"""

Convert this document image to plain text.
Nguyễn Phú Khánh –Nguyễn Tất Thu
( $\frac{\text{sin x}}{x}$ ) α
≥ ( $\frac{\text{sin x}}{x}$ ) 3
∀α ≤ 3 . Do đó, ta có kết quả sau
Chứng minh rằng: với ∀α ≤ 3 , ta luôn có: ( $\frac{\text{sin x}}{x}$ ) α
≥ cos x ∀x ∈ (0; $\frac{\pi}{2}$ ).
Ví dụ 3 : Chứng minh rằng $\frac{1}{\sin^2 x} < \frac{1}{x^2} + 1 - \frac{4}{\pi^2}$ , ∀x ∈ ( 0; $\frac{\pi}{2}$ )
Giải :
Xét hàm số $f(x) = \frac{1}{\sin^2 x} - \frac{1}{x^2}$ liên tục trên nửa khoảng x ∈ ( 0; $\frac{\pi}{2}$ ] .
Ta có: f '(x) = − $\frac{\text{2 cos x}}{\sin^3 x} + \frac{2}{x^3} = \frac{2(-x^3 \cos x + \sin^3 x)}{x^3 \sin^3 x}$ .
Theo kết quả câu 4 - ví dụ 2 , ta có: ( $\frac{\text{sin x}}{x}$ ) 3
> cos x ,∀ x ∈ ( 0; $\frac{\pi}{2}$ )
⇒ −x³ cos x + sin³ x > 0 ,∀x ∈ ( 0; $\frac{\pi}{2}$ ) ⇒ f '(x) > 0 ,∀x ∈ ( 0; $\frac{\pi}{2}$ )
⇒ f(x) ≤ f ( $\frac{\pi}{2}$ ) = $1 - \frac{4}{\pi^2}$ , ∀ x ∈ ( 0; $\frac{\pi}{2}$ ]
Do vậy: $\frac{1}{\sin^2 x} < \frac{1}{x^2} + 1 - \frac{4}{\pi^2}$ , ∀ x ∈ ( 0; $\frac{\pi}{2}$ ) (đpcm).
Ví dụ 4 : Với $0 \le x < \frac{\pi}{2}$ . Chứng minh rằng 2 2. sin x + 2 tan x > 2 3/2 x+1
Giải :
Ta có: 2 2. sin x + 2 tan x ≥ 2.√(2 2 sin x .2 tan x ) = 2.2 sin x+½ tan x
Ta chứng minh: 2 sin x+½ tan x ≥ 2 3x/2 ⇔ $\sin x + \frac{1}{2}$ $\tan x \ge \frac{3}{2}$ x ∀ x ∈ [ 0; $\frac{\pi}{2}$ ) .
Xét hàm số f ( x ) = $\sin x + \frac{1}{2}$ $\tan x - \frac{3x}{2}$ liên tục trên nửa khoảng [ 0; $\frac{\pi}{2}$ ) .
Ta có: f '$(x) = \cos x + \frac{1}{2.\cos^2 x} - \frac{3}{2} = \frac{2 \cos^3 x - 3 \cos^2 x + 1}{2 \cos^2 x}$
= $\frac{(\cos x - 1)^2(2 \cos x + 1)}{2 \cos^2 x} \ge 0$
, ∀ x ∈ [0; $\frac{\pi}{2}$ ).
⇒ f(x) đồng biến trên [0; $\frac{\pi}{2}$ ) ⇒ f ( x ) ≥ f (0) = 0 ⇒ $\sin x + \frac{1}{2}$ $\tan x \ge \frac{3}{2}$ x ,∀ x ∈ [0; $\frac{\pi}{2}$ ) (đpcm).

"""

**The request**
Count how many lines of the listing above include "trên" and report that number alone.

**Output**
3